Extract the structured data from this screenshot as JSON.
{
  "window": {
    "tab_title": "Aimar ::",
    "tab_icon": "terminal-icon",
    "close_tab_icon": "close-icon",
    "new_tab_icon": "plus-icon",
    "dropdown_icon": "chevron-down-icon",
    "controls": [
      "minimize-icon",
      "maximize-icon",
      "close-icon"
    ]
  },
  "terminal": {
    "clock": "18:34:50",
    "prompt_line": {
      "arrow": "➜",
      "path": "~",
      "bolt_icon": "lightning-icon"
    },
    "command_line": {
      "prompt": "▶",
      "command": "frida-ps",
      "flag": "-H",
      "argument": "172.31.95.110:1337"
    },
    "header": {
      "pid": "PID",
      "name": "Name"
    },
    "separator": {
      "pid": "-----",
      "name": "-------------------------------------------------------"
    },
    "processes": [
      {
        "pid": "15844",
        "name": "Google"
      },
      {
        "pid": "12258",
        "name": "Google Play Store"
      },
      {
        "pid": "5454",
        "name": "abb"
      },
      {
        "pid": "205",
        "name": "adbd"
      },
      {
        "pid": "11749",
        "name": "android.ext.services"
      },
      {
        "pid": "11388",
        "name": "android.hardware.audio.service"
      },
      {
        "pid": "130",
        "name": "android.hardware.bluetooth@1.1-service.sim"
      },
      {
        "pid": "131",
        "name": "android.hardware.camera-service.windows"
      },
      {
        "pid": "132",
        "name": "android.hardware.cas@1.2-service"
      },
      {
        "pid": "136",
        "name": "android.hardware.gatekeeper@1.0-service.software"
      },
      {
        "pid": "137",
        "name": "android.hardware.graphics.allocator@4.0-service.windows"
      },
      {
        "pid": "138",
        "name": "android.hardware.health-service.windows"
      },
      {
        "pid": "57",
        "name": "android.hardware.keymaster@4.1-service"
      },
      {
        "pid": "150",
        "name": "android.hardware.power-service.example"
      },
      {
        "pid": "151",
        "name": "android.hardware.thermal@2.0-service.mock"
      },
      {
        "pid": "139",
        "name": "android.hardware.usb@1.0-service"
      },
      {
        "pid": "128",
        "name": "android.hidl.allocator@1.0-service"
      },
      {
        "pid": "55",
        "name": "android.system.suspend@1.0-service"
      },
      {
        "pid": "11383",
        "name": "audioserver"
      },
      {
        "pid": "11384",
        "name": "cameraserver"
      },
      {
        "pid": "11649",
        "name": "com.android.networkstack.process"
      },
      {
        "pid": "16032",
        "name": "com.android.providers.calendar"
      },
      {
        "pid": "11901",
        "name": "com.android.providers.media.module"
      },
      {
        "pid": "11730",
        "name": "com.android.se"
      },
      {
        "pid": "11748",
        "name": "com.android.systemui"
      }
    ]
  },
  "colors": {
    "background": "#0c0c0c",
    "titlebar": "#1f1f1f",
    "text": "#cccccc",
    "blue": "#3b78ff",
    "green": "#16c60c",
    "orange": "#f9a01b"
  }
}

_ _ _ _

Find all the lines containing "providers" in the material, then copy them.

        "name": "com.android.providers.calendar"
        "name": "com.android.providers.media.module"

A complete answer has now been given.